| Aim of the exercise |
Find the string "this" in the data, then copy every line where it is found.

| Supplied entries |
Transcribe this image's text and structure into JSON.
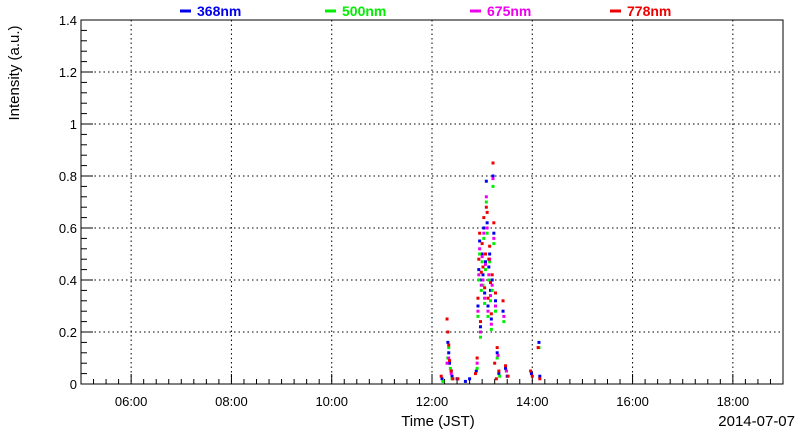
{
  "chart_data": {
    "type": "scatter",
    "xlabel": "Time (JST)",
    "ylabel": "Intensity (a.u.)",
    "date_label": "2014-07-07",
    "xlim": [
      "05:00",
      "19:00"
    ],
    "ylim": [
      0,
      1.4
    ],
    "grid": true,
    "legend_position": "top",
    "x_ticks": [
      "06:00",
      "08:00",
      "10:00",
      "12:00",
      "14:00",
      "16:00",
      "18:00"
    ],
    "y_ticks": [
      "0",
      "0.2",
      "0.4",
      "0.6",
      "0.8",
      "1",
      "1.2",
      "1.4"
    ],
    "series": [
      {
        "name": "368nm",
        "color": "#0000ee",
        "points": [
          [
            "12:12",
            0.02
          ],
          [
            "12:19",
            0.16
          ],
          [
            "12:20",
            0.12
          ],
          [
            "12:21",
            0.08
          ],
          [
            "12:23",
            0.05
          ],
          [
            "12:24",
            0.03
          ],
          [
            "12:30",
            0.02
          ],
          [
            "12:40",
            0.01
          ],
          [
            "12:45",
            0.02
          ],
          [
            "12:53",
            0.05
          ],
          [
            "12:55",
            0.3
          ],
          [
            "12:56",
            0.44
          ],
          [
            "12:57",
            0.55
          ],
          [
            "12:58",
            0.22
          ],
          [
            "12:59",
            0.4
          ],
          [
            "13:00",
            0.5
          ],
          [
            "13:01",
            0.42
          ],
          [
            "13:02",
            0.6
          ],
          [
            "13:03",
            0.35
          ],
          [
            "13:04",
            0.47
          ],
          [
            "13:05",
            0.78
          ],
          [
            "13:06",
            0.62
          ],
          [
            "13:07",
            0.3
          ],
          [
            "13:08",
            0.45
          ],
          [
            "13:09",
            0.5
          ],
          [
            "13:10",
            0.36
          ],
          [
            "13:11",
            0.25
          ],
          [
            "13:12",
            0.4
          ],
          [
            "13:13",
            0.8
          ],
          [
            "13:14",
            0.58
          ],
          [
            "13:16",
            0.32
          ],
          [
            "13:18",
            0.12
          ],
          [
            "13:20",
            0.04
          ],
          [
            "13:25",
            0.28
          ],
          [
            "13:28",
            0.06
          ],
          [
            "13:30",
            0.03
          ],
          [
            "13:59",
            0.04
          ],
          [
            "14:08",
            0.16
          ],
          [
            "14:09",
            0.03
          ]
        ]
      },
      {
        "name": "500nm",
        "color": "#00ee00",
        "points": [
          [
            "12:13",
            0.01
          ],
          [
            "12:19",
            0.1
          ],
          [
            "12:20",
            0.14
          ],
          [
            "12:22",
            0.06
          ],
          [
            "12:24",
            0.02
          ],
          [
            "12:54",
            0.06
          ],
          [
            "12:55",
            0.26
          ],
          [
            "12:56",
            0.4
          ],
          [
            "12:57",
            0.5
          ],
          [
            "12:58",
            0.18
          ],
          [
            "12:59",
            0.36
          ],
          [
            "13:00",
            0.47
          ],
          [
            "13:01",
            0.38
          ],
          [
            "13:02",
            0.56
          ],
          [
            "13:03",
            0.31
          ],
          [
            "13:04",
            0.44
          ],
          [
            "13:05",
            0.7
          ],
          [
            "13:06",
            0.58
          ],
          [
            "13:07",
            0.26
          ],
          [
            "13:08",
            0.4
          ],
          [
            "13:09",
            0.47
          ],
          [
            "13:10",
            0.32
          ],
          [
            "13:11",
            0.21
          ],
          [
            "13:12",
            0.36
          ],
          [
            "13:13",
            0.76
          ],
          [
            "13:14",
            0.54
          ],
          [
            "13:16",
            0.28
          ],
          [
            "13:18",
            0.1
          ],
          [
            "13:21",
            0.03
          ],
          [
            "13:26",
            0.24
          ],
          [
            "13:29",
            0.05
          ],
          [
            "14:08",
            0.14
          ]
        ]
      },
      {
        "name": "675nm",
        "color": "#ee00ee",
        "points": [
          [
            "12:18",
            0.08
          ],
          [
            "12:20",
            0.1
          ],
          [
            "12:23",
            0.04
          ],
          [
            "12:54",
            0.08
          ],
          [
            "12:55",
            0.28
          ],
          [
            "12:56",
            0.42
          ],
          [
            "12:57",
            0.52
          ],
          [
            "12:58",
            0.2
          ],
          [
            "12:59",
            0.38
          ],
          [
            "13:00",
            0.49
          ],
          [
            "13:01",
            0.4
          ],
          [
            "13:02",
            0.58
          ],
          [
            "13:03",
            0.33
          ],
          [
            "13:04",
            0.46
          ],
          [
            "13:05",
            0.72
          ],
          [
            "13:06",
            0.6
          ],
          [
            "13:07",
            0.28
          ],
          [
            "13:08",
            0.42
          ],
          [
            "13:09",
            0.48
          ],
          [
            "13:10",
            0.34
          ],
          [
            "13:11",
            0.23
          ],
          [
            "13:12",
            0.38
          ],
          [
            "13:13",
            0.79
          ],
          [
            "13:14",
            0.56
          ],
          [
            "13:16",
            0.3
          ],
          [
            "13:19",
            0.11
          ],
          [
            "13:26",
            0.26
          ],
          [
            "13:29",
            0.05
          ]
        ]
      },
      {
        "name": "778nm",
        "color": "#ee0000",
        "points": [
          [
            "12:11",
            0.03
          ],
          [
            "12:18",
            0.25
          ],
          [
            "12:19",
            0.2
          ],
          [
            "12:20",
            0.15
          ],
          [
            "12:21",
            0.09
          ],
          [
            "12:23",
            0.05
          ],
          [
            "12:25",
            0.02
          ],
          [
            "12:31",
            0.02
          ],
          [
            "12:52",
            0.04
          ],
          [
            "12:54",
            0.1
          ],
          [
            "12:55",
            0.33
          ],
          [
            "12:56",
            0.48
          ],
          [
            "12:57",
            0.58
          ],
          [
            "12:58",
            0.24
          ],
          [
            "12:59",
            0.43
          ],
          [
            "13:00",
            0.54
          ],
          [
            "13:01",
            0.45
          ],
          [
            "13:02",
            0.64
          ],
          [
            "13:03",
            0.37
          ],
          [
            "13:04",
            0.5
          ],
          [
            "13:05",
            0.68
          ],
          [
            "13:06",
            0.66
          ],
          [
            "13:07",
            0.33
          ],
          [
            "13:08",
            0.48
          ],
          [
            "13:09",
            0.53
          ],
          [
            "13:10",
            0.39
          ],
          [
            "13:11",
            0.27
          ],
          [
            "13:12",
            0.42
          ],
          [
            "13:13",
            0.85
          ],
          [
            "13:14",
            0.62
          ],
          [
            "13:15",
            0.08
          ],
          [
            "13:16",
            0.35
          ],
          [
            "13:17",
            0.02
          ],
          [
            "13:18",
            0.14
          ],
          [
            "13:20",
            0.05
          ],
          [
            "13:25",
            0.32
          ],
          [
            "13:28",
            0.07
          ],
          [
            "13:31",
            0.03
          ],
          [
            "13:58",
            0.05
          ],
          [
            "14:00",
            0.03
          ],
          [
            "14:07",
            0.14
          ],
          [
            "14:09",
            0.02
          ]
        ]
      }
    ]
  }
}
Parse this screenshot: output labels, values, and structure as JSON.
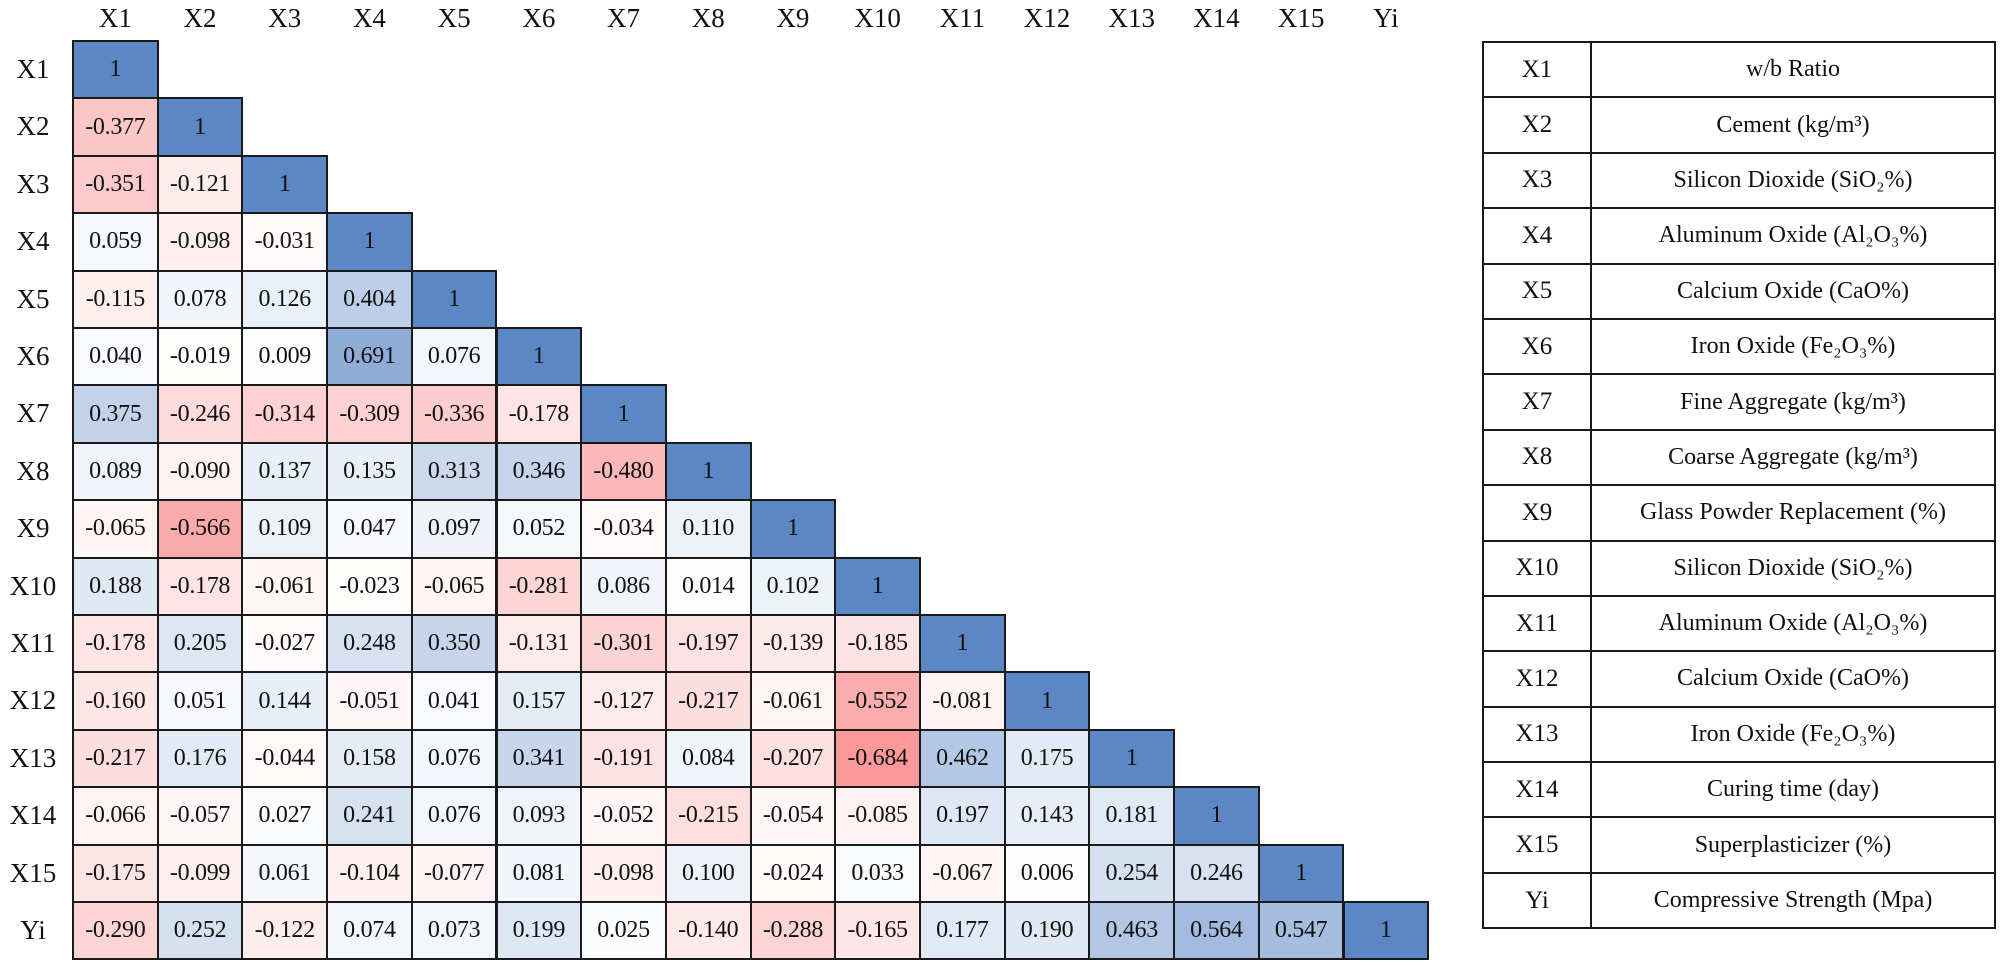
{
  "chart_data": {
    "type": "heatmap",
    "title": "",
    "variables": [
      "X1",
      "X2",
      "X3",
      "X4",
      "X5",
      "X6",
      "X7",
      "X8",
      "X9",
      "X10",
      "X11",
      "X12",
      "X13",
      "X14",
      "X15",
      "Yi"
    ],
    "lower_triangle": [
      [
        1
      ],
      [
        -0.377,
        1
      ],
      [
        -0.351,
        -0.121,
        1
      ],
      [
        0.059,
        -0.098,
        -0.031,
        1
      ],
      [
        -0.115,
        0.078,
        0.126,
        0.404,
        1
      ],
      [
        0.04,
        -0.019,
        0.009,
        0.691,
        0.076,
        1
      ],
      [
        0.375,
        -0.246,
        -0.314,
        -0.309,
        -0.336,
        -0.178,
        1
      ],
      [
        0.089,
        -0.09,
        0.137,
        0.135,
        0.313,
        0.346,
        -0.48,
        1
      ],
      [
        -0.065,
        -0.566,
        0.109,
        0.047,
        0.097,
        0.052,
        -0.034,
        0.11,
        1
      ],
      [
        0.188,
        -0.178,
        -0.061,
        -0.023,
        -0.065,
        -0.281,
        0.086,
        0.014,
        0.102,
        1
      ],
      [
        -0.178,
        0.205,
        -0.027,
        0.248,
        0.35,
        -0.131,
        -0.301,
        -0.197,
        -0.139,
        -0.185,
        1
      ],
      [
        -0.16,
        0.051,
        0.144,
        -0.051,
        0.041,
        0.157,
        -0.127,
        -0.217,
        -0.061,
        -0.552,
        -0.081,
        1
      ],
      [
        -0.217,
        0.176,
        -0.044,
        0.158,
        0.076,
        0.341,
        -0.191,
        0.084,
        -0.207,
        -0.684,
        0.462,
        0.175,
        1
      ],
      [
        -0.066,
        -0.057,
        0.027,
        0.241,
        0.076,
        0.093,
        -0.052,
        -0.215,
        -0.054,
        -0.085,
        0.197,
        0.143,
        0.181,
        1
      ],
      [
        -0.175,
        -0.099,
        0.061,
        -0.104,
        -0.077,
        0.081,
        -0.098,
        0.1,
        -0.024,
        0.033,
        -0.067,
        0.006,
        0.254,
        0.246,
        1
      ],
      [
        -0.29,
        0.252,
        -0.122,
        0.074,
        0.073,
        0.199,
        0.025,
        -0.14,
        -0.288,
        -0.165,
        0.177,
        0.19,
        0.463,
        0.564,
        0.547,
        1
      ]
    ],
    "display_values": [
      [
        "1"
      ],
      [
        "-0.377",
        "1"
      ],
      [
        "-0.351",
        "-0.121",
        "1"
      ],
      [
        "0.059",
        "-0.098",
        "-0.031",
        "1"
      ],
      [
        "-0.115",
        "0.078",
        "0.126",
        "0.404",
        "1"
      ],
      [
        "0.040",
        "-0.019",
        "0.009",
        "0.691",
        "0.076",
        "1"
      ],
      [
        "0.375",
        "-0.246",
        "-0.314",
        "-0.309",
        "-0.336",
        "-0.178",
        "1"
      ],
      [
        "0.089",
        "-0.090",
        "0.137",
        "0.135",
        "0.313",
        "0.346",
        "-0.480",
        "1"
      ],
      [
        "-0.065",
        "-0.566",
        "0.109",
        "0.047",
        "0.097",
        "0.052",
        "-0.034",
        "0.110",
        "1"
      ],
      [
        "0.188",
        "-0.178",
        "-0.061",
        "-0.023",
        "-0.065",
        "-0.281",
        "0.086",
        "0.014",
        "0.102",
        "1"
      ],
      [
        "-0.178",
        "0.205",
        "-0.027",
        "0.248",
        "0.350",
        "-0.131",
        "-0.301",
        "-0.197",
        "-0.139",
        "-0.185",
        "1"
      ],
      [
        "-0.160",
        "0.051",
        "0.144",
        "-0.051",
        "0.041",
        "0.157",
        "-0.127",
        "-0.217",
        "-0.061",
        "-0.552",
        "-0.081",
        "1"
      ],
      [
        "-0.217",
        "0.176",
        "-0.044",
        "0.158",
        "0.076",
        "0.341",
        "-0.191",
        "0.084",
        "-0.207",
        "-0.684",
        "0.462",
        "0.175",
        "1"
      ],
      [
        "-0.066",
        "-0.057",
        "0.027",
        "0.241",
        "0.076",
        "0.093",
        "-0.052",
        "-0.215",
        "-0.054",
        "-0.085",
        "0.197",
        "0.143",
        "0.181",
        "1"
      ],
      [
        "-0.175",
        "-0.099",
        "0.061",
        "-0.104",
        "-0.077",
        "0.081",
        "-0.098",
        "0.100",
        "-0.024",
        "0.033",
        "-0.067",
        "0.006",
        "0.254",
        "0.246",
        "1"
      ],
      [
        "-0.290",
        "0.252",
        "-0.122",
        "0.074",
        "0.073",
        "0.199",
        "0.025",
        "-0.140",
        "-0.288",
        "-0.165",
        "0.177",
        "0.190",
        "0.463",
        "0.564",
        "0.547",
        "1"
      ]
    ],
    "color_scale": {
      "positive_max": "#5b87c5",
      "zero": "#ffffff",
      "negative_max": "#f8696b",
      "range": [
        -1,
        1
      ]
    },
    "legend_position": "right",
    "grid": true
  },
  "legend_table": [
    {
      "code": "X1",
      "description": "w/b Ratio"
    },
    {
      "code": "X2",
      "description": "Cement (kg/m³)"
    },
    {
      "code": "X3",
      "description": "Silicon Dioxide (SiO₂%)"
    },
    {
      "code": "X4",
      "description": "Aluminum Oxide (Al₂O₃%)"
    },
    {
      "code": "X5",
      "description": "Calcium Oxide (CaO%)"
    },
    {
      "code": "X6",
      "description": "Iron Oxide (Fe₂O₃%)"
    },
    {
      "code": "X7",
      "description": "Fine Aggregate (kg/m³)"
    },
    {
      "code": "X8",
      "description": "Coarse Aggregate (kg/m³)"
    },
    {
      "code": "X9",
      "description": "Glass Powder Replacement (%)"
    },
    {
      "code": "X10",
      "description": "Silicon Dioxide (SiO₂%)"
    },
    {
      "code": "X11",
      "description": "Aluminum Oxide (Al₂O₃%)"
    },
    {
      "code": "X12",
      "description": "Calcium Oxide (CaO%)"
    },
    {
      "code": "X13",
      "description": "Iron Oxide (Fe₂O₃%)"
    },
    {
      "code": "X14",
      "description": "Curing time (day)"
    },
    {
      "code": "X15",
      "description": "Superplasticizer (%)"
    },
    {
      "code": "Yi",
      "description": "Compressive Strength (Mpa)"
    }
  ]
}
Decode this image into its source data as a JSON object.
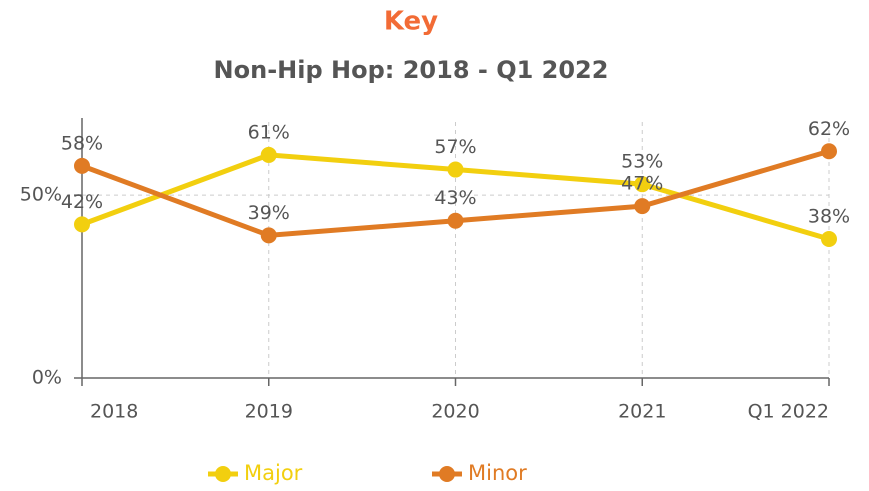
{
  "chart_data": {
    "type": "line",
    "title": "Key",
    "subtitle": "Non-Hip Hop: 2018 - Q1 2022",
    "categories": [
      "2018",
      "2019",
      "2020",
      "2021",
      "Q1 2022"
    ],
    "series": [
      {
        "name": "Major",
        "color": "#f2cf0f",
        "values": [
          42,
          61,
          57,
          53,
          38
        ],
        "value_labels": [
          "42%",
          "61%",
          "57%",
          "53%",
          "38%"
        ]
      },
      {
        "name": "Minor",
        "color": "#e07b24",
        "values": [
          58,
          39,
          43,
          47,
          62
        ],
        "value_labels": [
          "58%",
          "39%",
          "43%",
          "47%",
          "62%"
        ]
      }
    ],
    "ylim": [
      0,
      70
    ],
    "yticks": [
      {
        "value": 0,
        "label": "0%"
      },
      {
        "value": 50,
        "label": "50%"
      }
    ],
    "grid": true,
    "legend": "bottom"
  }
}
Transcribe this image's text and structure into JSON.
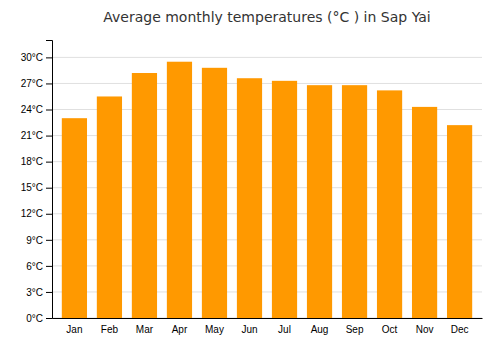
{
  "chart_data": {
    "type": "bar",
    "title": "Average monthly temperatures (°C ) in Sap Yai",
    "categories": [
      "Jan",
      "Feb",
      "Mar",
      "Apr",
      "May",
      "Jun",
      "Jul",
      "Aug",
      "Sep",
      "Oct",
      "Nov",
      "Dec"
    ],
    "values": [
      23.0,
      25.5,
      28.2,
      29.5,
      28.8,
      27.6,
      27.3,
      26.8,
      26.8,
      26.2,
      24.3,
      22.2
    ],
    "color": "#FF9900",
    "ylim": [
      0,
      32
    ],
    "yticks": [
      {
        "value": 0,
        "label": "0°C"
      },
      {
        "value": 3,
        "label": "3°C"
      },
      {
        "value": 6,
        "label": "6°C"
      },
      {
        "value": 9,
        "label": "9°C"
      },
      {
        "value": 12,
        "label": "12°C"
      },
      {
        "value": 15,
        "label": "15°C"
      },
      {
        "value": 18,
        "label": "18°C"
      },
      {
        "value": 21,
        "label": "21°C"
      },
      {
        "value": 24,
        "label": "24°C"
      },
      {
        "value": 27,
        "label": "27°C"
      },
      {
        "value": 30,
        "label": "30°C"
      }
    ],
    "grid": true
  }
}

| Problem solution |
Transcribe this image's text and structure into JSON.
Parse this screenshot: output labels, values, and structure as JSON.
Decode this image into its source data as a JSON object.
Transcribe this image's text and structure into JSON.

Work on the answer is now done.